RELATOR:Gab. 34 - DES. FED. BAPTISTA PEREIRA
APELANTE: ELIAS DE ALMEIDA MARTINS
Advogado do(a) APELANTE: ANA MARIA FRIAS PENHARBEL - SP272816-N
APELADO: INSTITUTO NACIONAL DO SEGURO SOCIAL - INSS
OUTROS PARTICIPANTES:
R E L A T Ó R I O
Trata-se de apelação interposta em face da r. sentença proferida nos autos de ação de
conhecimento que tem por objeto a concessão da aposentadoria por idade a trabalhador rural.
O MM. Juízoa quojulgou improcedente o pedido, condenando o autor ao pagamento de custas,
despesas processuais e honorários advocatícios fixados em R$500,00, e ante a gratuidade
judiciária concedida, sobrestou aexigibilidade ao pagamento.
Inconformado apela o autor, requerendo a reforma da r. sentença.
Sem contrarrazões, subiram os autos.
É o relatório.
APELAÇÃO CÍVEL (198) Nº5168534-06.2019.4.03.9999
RELATOR:Gab. 34 - DES. FED. BAPTISTA PEREIRA
APELANTE: ELIAS DE ALMEIDA MARTINS
Advogado do(a) APELANTE: ANA MARIA FRIAS PENHARBEL - SP272816-N
APELADO: INSTITUTO NACIONAL DO SEGURO SOCIAL - INSS
OUTROS PARTICIPANTES:
V O T O
O benefício de aposentadoria por idade está previsto no Art. 48, da Lei nº 8.213/91, que dispõe:
"Art. 48. A aposentadoria por idade será devida ao segurado que, cumprida a carência exigida
nesta Lei, completar 65 (sessenta e cinco) anos de idade, se homem, e 60 (sessenta), se
mulher.
§ 1o Os limites fixados no caput são reduzidos para sessenta e cinqüenta e cinco anos no caso
de trabalhadores rurais, respectivamente homens e mulheres, referidos na alínea a do inciso I,
na alínea g do inciso V e nos incisos VI e VII do art. 11.
§ 2o Para os efeitos do disposto no § 1o deste artigo, o trabalhador rural deve comprovar o
efetivo exercício de atividade rural, ainda que de forma descontínua, no período imediatamente
anterior ao requerimento do benefício, por tempo igual ao número de meses de contribuição
correspondente à carência do benefício pretendido, computado o período a que se referem os
incisos III a VIII do § 9o do art. 11 desta Lei.

(EXERCÍCIO ESCRITO 1) Reproduza, da decisão sobre aposentadoria por idade rural, o texto que vai de "APELAÇÃO CÍVEL (198)" até "do art. 11.", incluindo essas palavras.
(EXERCÍCIO ESCRITO 2) Escreva a continuação da decisão judicial sobre aposentadoria por idade de trabalhador rural, começando logo após a última frase apresentada.

(DADOS APRESENTADOS)
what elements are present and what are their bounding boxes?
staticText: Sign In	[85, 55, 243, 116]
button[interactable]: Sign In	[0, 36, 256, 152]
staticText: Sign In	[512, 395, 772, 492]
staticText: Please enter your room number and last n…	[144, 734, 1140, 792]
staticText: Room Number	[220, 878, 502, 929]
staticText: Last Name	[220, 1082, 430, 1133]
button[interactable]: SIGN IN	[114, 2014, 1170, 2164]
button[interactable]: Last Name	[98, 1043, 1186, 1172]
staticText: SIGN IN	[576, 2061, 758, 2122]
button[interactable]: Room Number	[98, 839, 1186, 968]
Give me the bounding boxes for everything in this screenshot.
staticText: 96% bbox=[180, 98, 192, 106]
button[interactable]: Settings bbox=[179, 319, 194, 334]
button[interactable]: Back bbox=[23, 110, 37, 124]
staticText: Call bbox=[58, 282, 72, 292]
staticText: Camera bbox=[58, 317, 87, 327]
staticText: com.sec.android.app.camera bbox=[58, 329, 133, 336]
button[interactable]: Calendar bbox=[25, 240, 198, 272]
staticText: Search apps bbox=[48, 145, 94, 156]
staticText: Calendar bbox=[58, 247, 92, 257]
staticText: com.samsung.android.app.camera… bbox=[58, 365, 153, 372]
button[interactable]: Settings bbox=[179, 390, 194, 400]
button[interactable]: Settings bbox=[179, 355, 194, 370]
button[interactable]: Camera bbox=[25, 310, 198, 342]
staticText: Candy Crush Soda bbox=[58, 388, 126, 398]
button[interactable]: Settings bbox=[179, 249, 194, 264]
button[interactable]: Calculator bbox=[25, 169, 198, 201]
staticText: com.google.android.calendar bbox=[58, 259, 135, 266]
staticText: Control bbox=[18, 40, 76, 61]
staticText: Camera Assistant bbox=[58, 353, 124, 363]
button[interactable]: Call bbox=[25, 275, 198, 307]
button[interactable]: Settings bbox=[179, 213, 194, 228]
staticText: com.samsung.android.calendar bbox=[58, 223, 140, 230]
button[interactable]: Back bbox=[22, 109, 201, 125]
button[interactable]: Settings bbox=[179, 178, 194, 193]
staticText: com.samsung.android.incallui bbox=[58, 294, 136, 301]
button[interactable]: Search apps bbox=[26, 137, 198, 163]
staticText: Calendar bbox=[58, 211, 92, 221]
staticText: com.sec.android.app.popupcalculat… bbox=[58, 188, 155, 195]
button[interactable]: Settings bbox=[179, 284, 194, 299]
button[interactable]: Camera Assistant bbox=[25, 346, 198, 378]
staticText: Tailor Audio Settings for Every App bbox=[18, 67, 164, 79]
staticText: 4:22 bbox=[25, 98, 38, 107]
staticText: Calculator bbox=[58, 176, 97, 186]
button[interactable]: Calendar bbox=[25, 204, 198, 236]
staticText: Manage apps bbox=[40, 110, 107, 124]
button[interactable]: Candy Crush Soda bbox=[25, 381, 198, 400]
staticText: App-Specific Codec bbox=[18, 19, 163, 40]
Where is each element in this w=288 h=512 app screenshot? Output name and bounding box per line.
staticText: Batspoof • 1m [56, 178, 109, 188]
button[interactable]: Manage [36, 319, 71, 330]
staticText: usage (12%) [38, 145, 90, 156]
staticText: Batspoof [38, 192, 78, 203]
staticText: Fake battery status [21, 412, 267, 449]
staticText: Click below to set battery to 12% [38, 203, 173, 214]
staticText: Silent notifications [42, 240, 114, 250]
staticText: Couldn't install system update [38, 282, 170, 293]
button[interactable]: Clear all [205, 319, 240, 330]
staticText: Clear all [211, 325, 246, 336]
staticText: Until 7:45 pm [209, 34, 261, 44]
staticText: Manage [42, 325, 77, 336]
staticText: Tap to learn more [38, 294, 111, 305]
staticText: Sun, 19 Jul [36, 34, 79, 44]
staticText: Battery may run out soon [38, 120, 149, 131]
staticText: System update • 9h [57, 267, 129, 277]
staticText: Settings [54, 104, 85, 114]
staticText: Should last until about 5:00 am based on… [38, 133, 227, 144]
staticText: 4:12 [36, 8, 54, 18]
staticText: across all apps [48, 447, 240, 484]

(RESPOSTA CORRETA 1)
APELAÇÃO CÍVEL (198) Nº5168534-06.2019.4.03.9999
RELATOR:Gab. 34 - DES. FED. BAPTISTA PEREIRA
APELANTE: ELIAS DE ALMEIDA MARTINS
Advogado do(a) APELANTE: ANA MARIA FRIAS PENHARBEL - SP272816-N
APELADO: INSTITUTO NACIONAL DO SEGURO SOCIAL - INSS
OUTROS PARTICIPANTES:
V O T O
O benefício de aposentadoria por idade está previsto no Art. 48, da Lei nº 8.213/91, que dispõe:
"Art. 48. A aposentadoria por idade será devida ao segurado que, cumprida a carência exigida
nesta Lei, completar 65 (sessenta e cinco) anos de idade, se homem, e 60 (sessenta), se
mulher.
§ 1o Os limites fixados no caput são reduzidos para sessenta e cinqüenta e cinco anos no caso
de trabalhadores rurais, respectivamente homens e mulheres, referidos na alínea a do inciso I,
na alínea g do inciso V e nos incisos VI e VII do art. 11.

(RESPOSTA CORRETA 2)
§ 3o Os trabalhadores rurais de que trata o § 1o deste artigo que não atendam ao disposto no §
2o deste artigo, mas que satisfaçam essa condição, se forem considerados períodos de
contribuição sob outras categorias do segurado, farão jus ao benefício ao completar em 65
(sessenta e cinco) anos de idade, se homem, e 60 (sessenta) anos, se mulher."
A regra de transição contida no Art. 143 que tem a seguinte redação:
"Art. 143. O trabalhador rural ora enquadrado como segurado obrigatório no Regime Geral de
Previdência Social, na forma da alínea "a" do inciso I, ou do inciso IV ou VII do art. 11 desta Lei,
pode requerer aposentadoria por idade, no valor de um salário mínimo, durante quinze anos,
contados a partir da data de vigência desta Lei, desde que comprove o exercício de atividade
rural, ainda que descontínua, no período imediatamente anterior ao requerimento do benefício,
em número de meses idêntico à carência do referido benefício."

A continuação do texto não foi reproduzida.